Provided material
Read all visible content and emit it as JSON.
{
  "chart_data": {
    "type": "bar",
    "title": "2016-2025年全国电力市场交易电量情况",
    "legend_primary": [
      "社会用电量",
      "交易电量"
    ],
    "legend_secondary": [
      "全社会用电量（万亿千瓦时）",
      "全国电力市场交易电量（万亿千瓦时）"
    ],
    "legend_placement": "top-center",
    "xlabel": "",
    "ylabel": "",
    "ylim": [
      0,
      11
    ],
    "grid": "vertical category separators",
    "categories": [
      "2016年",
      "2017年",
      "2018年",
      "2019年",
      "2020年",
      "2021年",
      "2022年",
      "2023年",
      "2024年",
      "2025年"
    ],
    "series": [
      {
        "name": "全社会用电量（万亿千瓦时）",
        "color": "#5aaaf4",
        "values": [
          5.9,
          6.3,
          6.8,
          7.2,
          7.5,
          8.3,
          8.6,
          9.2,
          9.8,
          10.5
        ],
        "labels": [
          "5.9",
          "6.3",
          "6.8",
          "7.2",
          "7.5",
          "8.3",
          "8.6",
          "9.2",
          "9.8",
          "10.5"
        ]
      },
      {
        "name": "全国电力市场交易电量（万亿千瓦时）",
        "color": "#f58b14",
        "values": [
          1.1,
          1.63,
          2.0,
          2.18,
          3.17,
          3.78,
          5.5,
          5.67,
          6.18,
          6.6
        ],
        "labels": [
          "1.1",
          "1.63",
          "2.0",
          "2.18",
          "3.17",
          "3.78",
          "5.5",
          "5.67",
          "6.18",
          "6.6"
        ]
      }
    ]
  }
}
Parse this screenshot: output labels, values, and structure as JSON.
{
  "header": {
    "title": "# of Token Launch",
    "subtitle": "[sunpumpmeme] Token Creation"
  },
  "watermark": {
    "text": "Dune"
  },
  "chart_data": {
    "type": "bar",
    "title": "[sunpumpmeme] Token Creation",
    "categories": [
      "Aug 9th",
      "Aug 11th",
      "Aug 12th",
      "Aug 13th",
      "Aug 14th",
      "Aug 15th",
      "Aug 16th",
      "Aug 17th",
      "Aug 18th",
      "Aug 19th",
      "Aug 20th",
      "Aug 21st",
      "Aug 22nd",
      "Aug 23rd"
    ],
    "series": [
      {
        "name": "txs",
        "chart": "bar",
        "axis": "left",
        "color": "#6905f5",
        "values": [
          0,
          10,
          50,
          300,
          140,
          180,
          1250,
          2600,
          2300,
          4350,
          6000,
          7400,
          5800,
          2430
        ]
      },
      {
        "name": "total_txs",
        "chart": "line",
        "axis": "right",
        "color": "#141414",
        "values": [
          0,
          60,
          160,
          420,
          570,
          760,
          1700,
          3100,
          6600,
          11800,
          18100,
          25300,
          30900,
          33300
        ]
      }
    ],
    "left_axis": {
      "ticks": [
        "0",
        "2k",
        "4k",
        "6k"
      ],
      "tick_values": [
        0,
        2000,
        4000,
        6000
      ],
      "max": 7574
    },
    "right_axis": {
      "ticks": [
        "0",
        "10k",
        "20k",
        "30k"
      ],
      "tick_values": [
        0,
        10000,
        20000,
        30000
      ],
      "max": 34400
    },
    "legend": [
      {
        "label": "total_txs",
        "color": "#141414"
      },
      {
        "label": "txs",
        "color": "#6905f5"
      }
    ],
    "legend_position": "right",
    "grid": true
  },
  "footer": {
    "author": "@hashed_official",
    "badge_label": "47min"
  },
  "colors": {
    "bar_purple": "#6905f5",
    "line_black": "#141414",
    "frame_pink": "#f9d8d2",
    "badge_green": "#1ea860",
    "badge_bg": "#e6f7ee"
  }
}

Aim of the task
Repeat the material above exactly.

Answer to the problem
Read all visible content and emit it as JSON.
{
  "chart_data": {
    "type": "bar",
    "title": "2016-2025年全国电力市场交易电量情况",
    "legend_primary": [
      "社会用电量",
      "交易电量"
    ],
    "legend_secondary": [
      "全社会用电量（万亿千瓦时）",
      "全国电力市场交易电量（万亿千瓦时）"
    ],
    "legend_placement": "top-center",
    "xlabel": "",
    "ylabel": "",
    "ylim": [
      0,
      11
    ],
    "grid": "vertical category separators",
    "categories": [
      "2016年",
      "2017年",
      "2018年",
      "2019年",
      "2020年",
      "2021年",
      "2022年",
      "2023年",
      "2024年",
      "2025年"
    ],
    "series": [
      {
        "name": "全社会用电量（万亿千瓦时）",
        "color": "#5aaaf4",
        "values": [
          5.9,
          6.3,
          6.8,
          7.2,
          7.5,
          8.3,
          8.6,
          9.2,
          9.8,
          10.5
        ],
        "labels": [
          "5.9",
          "6.3",
          "6.8",
          "7.2",
          "7.5",
          "8.3",
          "8.6",
          "9.2",
          "9.8",
          "10.5"
        ]
      },
      {
        "name": "全国电力市场交易电量（万亿千瓦时）",
        "color": "#f58b14",
        "values": [
          1.1,
          1.63,
          2.0,
          2.18,
          3.17,
          3.78,
          5.5,
          5.67,
          6.18,
          6.6
        ],
        "labels": [
          "1.1",
          "1.63",
          "2.0",
          "2.18",
          "3.17",
          "3.78",
          "5.5",
          "5.67",
          "6.18",
          "6.6"
        ]
      }
    ]
  }
}
Parse this screenshot: output labels, values, and structure as JSON.
{
  "header": {
    "title": "# of Token Launch",
    "subtitle": "[sunpumpmeme] Token Creation"
  },
  "watermark": {
    "text": "Dune"
  },
  "chart_data": {
    "type": "bar",
    "title": "[sunpumpmeme] Token Creation",
    "categories": [
      "Aug 9th",
      "Aug 11th",
      "Aug 12th",
      "Aug 13th",
      "Aug 14th",
      "Aug 15th",
      "Aug 16th",
      "Aug 17th",
      "Aug 18th",
      "Aug 19th",
      "Aug 20th",
      "Aug 21st",
      "Aug 22nd",
      "Aug 23rd"
    ],
    "series": [
      {
        "name": "txs",
        "chart": "bar",
        "axis": "left",
        "color": "#6905f5",
        "values": [
          0,
          10,
          50,
          300,
          140,
          180,
          1250,
          2600,
          2300,
          4350,
          6000,
          7400,
          5800,
          2430
        ]
      },
      {
        "name": "total_txs",
        "chart": "line",
        "axis": "right",
        "color": "#141414",
        "values": [
          0,
          60,
          160,
          420,
          570,
          760,
          1700,
          3100,
          6600,
          11800,
          18100,
          25300,
          30900,
          33300
        ]
      }
    ],
    "left_axis": {
      "ticks": [
        "0",
        "2k",
        "4k",
        "6k"
      ],
      "tick_values": [
        0,
        2000,
        4000,
        6000
      ],
      "max": 7574
    },
    "right_axis": {
      "ticks": [
        "0",
        "10k",
        "20k",
        "30k"
      ],
      "tick_values": [
        0,
        10000,
        20000,
        30000
      ],
      "max": 34400
    },
    "legend": [
      {
        "label": "total_txs",
        "color": "#141414"
      },
      {
        "label": "txs",
        "color": "#6905f5"
      }
    ],
    "legend_position": "right",
    "grid": true
  },
  "footer": {
    "author": "@hashed_official",
    "badge_label": "47min"
  },
  "colors": {
    "bar_purple": "#6905f5",
    "line_black": "#141414",
    "frame_pink": "#f9d8d2",
    "badge_green": "#1ea860",
    "badge_bg": "#e6f7ee"
  }
}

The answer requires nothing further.